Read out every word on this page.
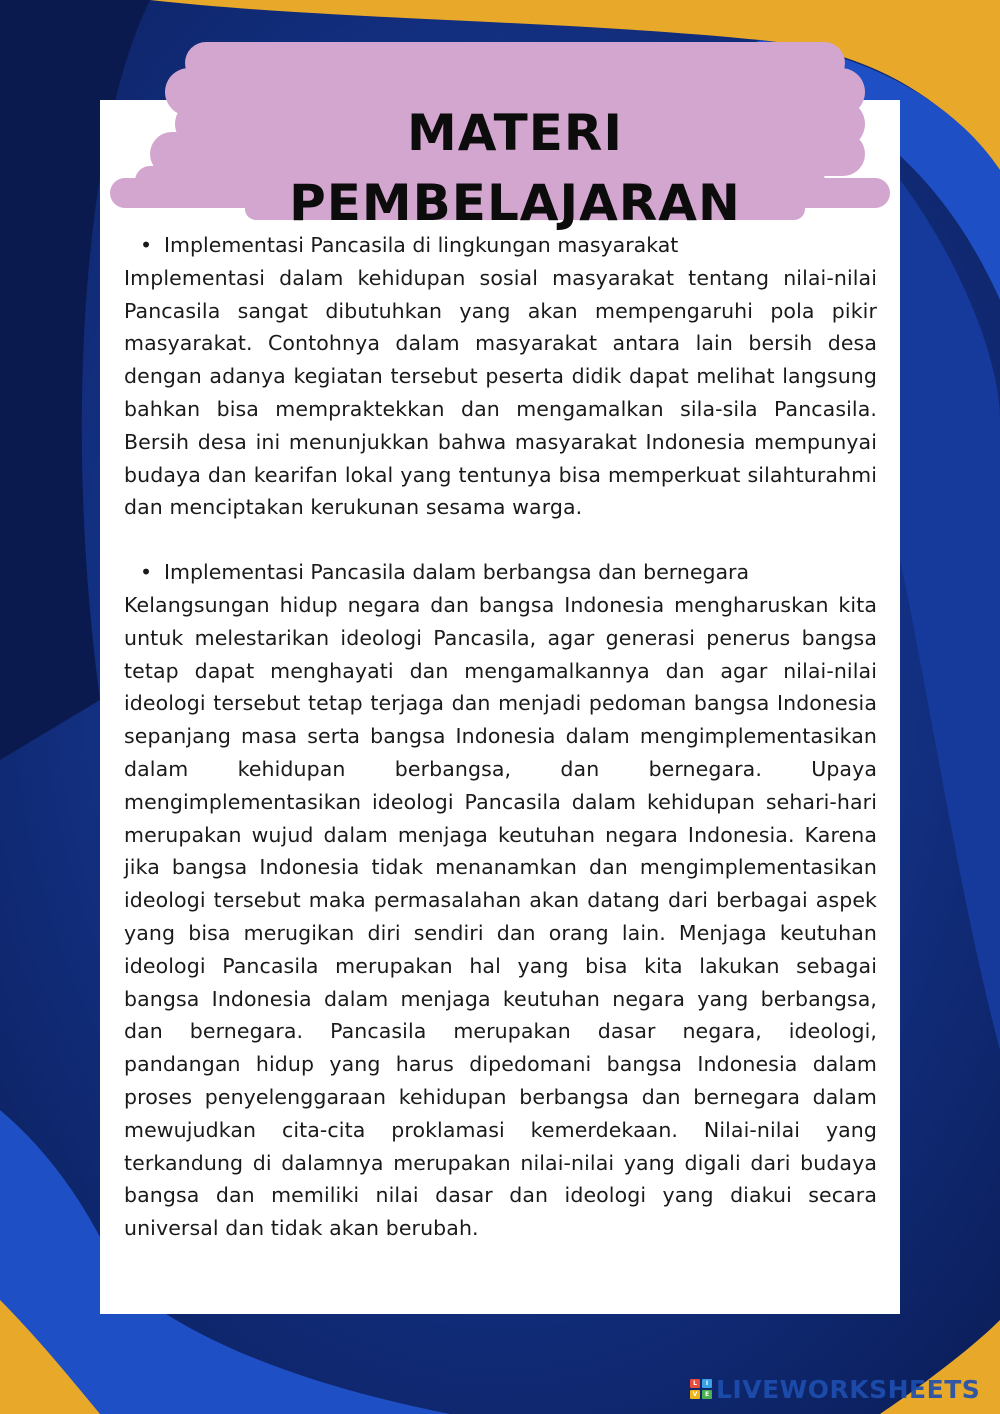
MATERI PEMBELAJARAN
• Implementasi Pancasila di lingkungan masyarakat

Implementasi dalam kehidupan sosial masyarakat tentang nilai-nilai Pancasila sangat dibutuhkan yang akan mempengaruhi pola pikir masyarakat. Contohnya dalam masyarakat antara lain bersih desa dengan adanya kegiatan tersebut peserta didik dapat melihat langsung bahkan bisa mempraktekkan dan mengamalkan sila-sila Pancasila. Bersih desa ini menunjukkan bahwa masyarakat Indonesia mempunyai budaya dan kearifan lokal yang tentunya bisa memperkuat silahturahmi dan menciptakan kerukunan sesama warga.

• Implementasi Pancasila dalam berbangsa dan bernegara

Kelangsungan hidup negara dan bangsa Indonesia mengharuskan kita untuk melestarikan ideologi Pancasila, agar generasi penerus bangsa tetap dapat menghayati dan mengamalkannya dan agar nilai-nilai ideologi tersebut tetap terjaga dan menjadi pedoman bangsa Indonesia sepanjang masa serta bangsa Indonesia dalam mengimplementasikan dalam kehidupan berbangsa, dan bernegara. Upaya mengimplementasikan ideologi Pancasila dalam kehidupan sehari-hari merupakan wujud dalam menjaga keutuhan negara Indonesia. Karena jika bangsa Indonesia tidak menanamkan dan mengimplementasikan ideologi tersebut maka permasalahan akan datang dari berbagai aspek yang bisa merugikan diri sendiri dan orang lain. Menjaga keutuhan ideologi Pancasila merupakan hal yang bisa kita lakukan sebagai bangsa Indonesia dalam menjaga keutuhan negara yang berbangsa, dan bernegara. Pancasila merupakan dasar negara, ideologi, pandangan hidup yang harus dipedomani bangsa Indonesia dalam proses penyelenggaraan kehidupan berbangsa dan bernegara dalam mewujudkan cita-cita proklamasi kemerdekaan. Nilai-nilai yang terkandung di dalamnya merupakan nilai-nilai yang digali dari budaya bangsa dan memiliki nilai dasar dan ideologi yang diakui secara universal dan tidak akan berubah.

L	I
V	E LIVEWORKSHEETS
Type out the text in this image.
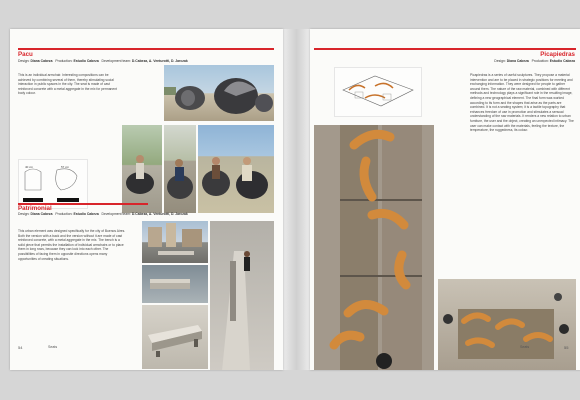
Pacu
Design: Diana Cabeza Production: Estudio Cabeza Development team: D.Cabeza, A. Venturotti, D. Jarczak
This is an individual armchair. Interesting compositions can be achieved by combining several of them, thereby stimulating social interaction in public spaces in the city. The seat is made of cast reinforced concrete with a metal aggregate in the mix for permanent body colour.
40 cm	57 cm
Patrimonial
Design: Diana Cabeza Production: Estudio Cabeza Development team: D.Cabeza, A. Venturotti, D. Jarczak
This urban element was designed specifically for the city of Buenos Aires. Both the version with a back and the version without it are made of cast reinforced concrete, with a metal aggregate in the mix. The bench is a solid piece that permits the installation of individual armchairs or to place them in long rows, because they can lock into each other. The possibilities of facing them in opposite directions opens many opportunities of creating situations.
54	Seats
Picapiedras
Design: Diana Cabeza Production: Estudio Cabeza
Picapiedras is a series of useful sculptures. They propose a material intervention and are to be placed in strategic positions for meeting and exchanging information. They were designed for people to gather around them. The nature of the raw material, combined with different methods and technology plays a significant role in the resulting image, defining a new geographical element. The final form was worked according to its form and the shapes that arise as the parts are combined. It is not a seating system; it is a tactile topography that enhances freedom of use in promotion and stimulates a sensual understanding of the raw materials. It renders a new relation to urban furniture, the user and the object, creating an unexpected intimacy. The user can make contact with the materials, feeling the texture, the temperature, the ruggedness, its colour.
Seats	55
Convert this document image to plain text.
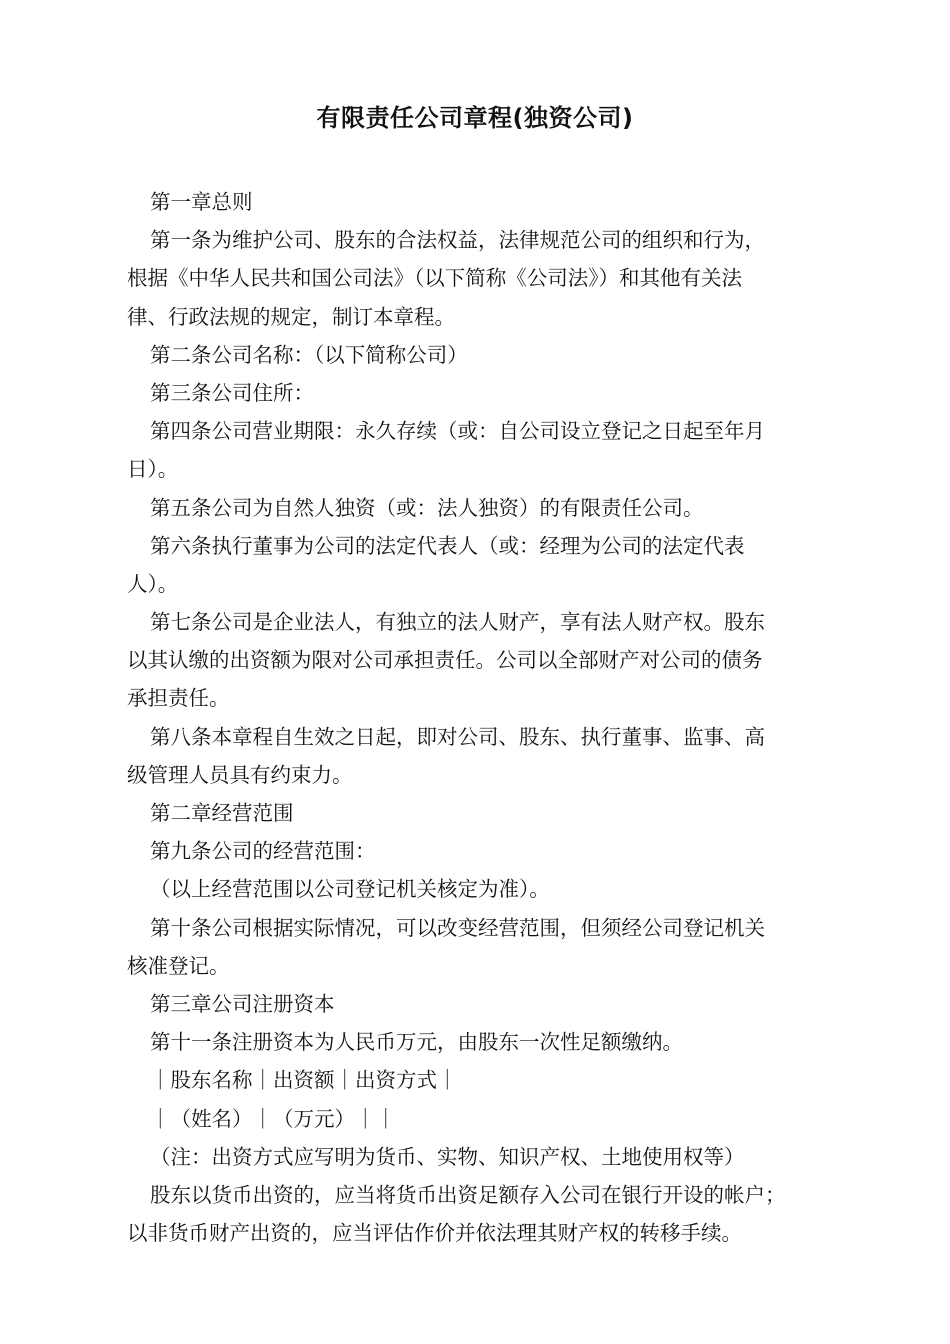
有限责任公司章程(独资公司)
第一章总则
第一条为维护公司、股东的合法权益，法律规范公司的组织和行为，
根据《中华人民共和国公司法》（以下简称《公司法》）和其他有关法
律、行政法规的规定，制订本章程。
第二条公司名称：（以下简称公司）
第三条公司住所：
第四条公司营业期限：永久存续（或：自公司设立登记之日起至年月
日）。
第五条公司为自然人独资（或：法人独资）的有限责任公司。
第六条执行董事为公司的法定代表人（或：经理为公司的法定代表
人）。
第七条公司是企业法人，有独立的法人财产，享有法人财产权。股东
以其认缴的出资额为限对公司承担责任。公司以全部财产对公司的债务
承担责任。
第八条本章程自生效之日起，即对公司、股东、执行董事、监事、高
级管理人员具有约束力。
第二章经营范围
第九条公司的经营范围：
（以上经营范围以公司登记机关核定为准）。
第十条公司根据实际情况，可以改变经营范围，但须经公司登记机关
核准登记。
第三章公司注册资本
第十一条注册资本为人民币万元，由股东一次性足额缴纳。
｜股东名称｜出资额｜出资方式｜
｜（姓名）｜（万元）｜｜
（注：出资方式应写明为货币、实物、知识产权、土地使用权等）
股东以货币出资的，应当将货币出资足额存入公司在银行开设的帐户；
以非货币财产出资的，应当评估作价并依法理其财产权的转移手续。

#####

▶ _Instruction_
With the pictures left out, transcribe the material exactly.

▶ _Solution below_
Read out every word on this page.
MATERI PEMBELAJARAN
• Implementasi Pancasila di lingkungan masyarakat

Implementasi dalam kehidupan sosial masyarakat tentang nilai-nilai Pancasila sangat dibutuhkan yang akan mempengaruhi pola pikir masyarakat. Contohnya dalam masyarakat antara lain bersih desa dengan adanya kegiatan tersebut peserta didik dapat melihat langsung bahkan bisa mempraktekkan dan mengamalkan sila-sila Pancasila. Bersih desa ini menunjukkan bahwa masyarakat Indonesia mempunyai budaya dan kearifan lokal yang tentunya bisa memperkuat silahturahmi dan menciptakan kerukunan sesama warga.

• Implementasi Pancasila dalam berbangsa dan bernegara

Kelangsungan hidup negara dan bangsa Indonesia mengharuskan kita untuk melestarikan ideologi Pancasila, agar generasi penerus bangsa tetap dapat menghayati dan mengamalkannya dan agar nilai-nilai ideologi tersebut tetap terjaga dan menjadi pedoman bangsa Indonesia sepanjang masa serta bangsa Indonesia dalam mengimplementasikan dalam kehidupan berbangsa, dan bernegara. Upaya mengimplementasikan ideologi Pancasila dalam kehidupan sehari-hari merupakan wujud dalam menjaga keutuhan negara Indonesia. Karena jika bangsa Indonesia tidak menanamkan dan mengimplementasikan ideologi tersebut maka permasalahan akan datang dari berbagai aspek yang bisa merugikan diri sendiri dan orang lain. Menjaga keutuhan ideologi Pancasila merupakan hal yang bisa kita lakukan sebagai bangsa Indonesia dalam menjaga keutuhan negara yang berbangsa, dan bernegara. Pancasila merupakan dasar negara, ideologi, pandangan hidup yang harus dipedomani bangsa Indonesia dalam proses penyelenggaraan kehidupan berbangsa dan bernegara dalam mewujudkan cita-cita proklamasi kemerdekaan. Nilai-nilai yang terkandung di dalamnya merupakan nilai-nilai yang digali dari budaya bangsa dan memiliki nilai dasar dan ideologi yang diakui secara universal dan tidak akan berubah.

L	I
V	E LIVEWORKSHEETS
Type out the text in this image.
Pacu
Design: Diana Cabeza Production: Estudio Cabeza Development team: D.Cabeza, A. Venturotti, D. Jarczak
This is an individual armchair. Interesting compositions can be achieved by combining several of them, thereby stimulating social interaction in public spaces in the city. The seat is made of cast reinforced concrete with a metal aggregate in the mix for permanent body colour.
40 cm	57 cm
Patrimonial
Design: Diana Cabeza Production: Estudio Cabeza Development team: D.Cabeza, A. Venturotti, D. Jarczak
This urban element was designed specifically for the city of Buenos Aires. Both the version with a back and the version without it are made of cast reinforced concrete, with a metal aggregate in the mix. The bench is a solid piece that permits the installation of individual armchairs or to place them in long rows, because they can lock into each other. The possibilities of facing them in opposite directions opens many opportunities of creating situations.
54	Seats
Picapiedras
Design: Diana Cabeza Production: Estudio Cabeza
Picapiedras is a series of useful sculptures. They propose a material intervention and are to be placed in strategic positions for meeting and exchanging information. They were designed for people to gather around them. The nature of the raw material, combined with different methods and technology plays a significant role in the resulting image, defining a new geographical element. The final form was worked according to its form and the shapes that arise as the parts are combined. It is not a seating system; it is a tactile topography that enhances freedom of use in promotion and stimulates a sensual understanding of the raw materials. It renders a new relation to urban furniture, the user and the object, creating an unexpected intimacy. The user can make contact with the materials, feeling the texture, the temperature, the ruggedness, its colour.
Seats	55
Convert this document image to plain text.
有限责任公司章程(独资公司)
第一章总则
第一条为维护公司、股东的合法权益，法律规范公司的组织和行为，
根据《中华人民共和国公司法》（以下简称《公司法》）和其他有关法
律、行政法规的规定，制订本章程。
第二条公司名称：（以下简称公司）
第三条公司住所：
第四条公司营业期限：永久存续（或：自公司设立登记之日起至年月
日）。
第五条公司为自然人独资（或：法人独资）的有限责任公司。
第六条执行董事为公司的法定代表人（或：经理为公司的法定代表
人）。
第七条公司是企业法人，有独立的法人财产，享有法人财产权。股东
以其认缴的出资额为限对公司承担责任。公司以全部财产对公司的债务
承担责任。
第八条本章程自生效之日起，即对公司、股东、执行董事、监事、高
级管理人员具有约束力。
第二章经营范围
第九条公司的经营范围：
（以上经营范围以公司登记机关核定为准）。
第十条公司根据实际情况，可以改变经营范围，但须经公司登记机关
核准登记。
第三章公司注册资本
第十一条注册资本为人民币万元，由股东一次性足额缴纳。
｜股东名称｜出资额｜出资方式｜
｜（姓名）｜（万元）｜｜
（注：出资方式应写明为货币、实物、知识产权、土地使用权等）
股东以货币出资的，应当将货币出资足额存入公司在银行开设的帐户；
以非货币财产出资的，应当评估作价并依法理其财产权的转移手续。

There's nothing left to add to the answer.